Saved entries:

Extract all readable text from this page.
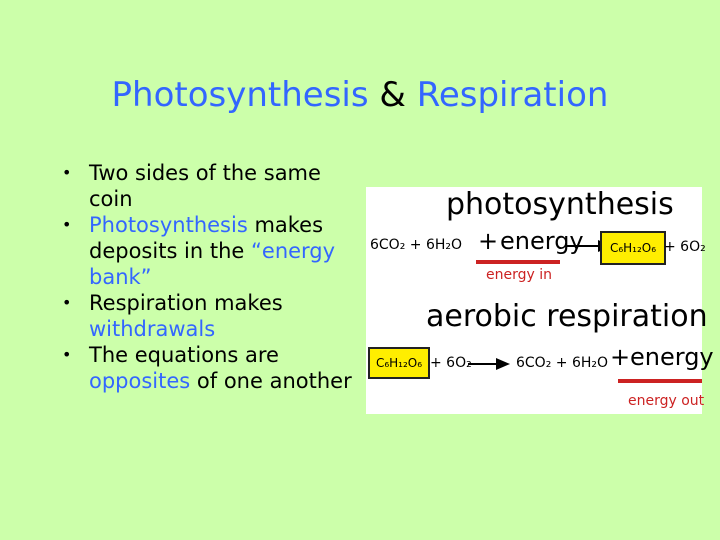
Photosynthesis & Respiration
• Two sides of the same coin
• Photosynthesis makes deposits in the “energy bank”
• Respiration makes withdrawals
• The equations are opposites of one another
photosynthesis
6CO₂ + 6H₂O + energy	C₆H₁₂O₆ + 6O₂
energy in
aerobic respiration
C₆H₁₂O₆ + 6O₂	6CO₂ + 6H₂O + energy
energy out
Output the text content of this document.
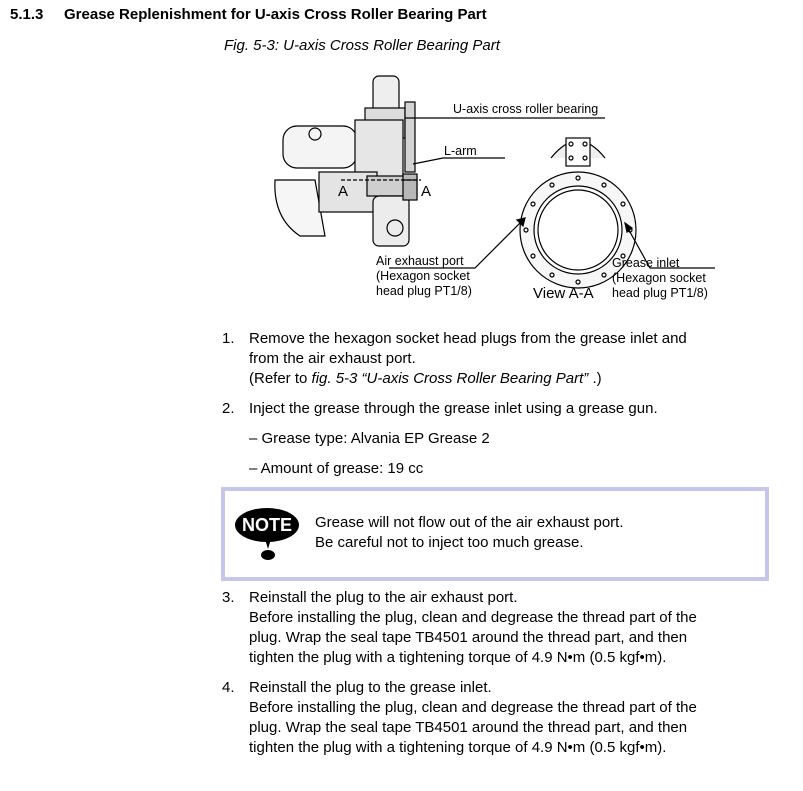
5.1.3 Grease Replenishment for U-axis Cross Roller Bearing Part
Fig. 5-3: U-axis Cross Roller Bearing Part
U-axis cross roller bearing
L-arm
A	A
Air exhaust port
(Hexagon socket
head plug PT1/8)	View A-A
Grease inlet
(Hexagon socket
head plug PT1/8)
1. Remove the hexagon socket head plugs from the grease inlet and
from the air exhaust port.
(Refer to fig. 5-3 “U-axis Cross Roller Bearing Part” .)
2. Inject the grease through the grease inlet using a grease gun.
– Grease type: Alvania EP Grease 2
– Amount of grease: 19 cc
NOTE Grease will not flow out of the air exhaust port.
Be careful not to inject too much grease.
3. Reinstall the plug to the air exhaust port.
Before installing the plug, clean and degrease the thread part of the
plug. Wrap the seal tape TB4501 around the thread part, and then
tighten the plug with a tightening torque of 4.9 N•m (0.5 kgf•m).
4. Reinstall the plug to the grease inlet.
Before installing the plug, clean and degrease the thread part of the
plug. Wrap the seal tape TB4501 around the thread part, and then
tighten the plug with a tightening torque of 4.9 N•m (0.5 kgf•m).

■ SET EXERCISE
Pick out, from the lines above, every one that contains the string "exhaust".

■ TASK OUTPUT
Air exhaust port
from the air exhaust port.
NOTE Grease will not flow out of the air exhaust port.
3. Reinstall the plug to the air exhaust port.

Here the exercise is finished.